Records:
## start

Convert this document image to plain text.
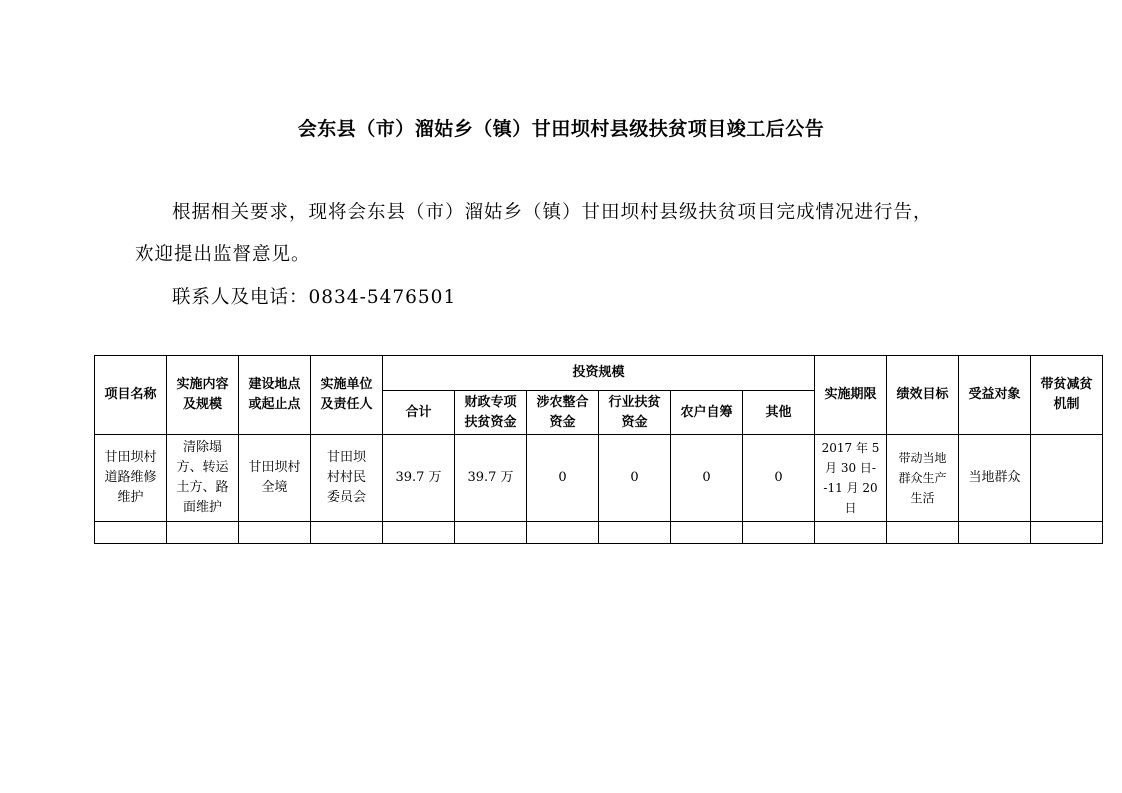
会东县（市）溜姑乡（镇）甘田坝村县级扶贫项目竣工后公告
根据相关要求，现将会东县（市）溜姑乡（镇）甘田坝村县级扶贫项目完成情况进行告，
欢迎提出监督意见。
联系人及电话：0834-5476501
项目名称	实施内容及规模	建设地点或起止点	实施单位及责任人	投资规模						实施期限	绩效目标	受益对象	带贫减贫机制

				合计	财政专项扶贫资金	涉农整合资金	行业扶贫资金	农户自筹	其他				

甘田坝村道路维修维护	清除塌方、转运土方、路面维护	甘田坝村全境	甘田坝村村民委员会	39.7 万	39.7 万	0	0	0	0	2017 年 5 月 30 日--11 月 20 日	带动当地群众生产生活	当地群众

## end

AIM OF THE EXERCISE> Return the entries unchanged, save for the pictures, which do not belong in the copy.

PROBLEM SOLUTION>
Convert this document image to plain text.
会东县（市）溜姑乡（镇）甘田坝村县级扶贫项目竣工后公告
根据相关要求，现将会东县（市）溜姑乡（镇）甘田坝村县级扶贫项目完成情况进行告，
欢迎提出监督意见。
联系人及电话：0834-5476501
项目名称	实施内容及规模	建设地点或起止点	实施单位及责任人	投资规模						实施期限	绩效目标	受益对象	带贫减贫机制

				合计	财政专项扶贫资金	涉农整合资金	行业扶贫资金	农户自筹	其他				

甘田坝村道路维修维护	清除塌方、转运土方、路面维护	甘田坝村全境	甘田坝村村民委员会	39.7 万	39.7 万	0	0	0	0	2017 年 5 月 30 日--11 月 20 日	带动当地群众生产生活	当地群众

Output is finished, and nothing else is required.